YOUR INSTRUCTIONS :: Type out the data exactly as given. Skip any image.
--- begin MATERIAL PROVIDED ---
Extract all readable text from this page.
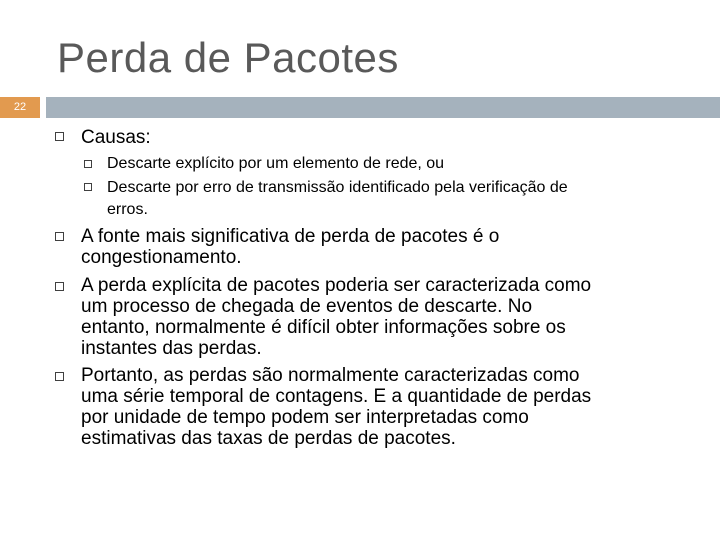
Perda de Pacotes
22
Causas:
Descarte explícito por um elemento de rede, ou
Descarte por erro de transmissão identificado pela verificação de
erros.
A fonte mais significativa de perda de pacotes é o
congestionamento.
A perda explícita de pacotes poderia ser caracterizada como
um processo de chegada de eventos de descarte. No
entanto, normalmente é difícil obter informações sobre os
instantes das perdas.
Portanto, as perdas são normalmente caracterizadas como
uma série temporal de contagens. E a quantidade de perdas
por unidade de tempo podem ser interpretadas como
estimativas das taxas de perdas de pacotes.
--- end MATERIAL PROVIDED ---
RESULT OF THIS EXERCISE ::
Extract all readable text from this page.
Perda de Pacotes
22
Causas:
Descarte explícito por um elemento de rede, ou
Descarte por erro de transmissão identificado pela verificação de
erros.
A fonte mais significativa de perda de pacotes é o
congestionamento.
A perda explícita de pacotes poderia ser caracterizada como
um processo de chegada de eventos de descarte. No
entanto, normalmente é difícil obter informações sobre os
instantes das perdas.
Portanto, as perdas são normalmente caracterizadas como
uma série temporal de contagens. E a quantidade de perdas
por unidade de tempo podem ser interpretadas como
estimativas das taxas de perdas de pacotes.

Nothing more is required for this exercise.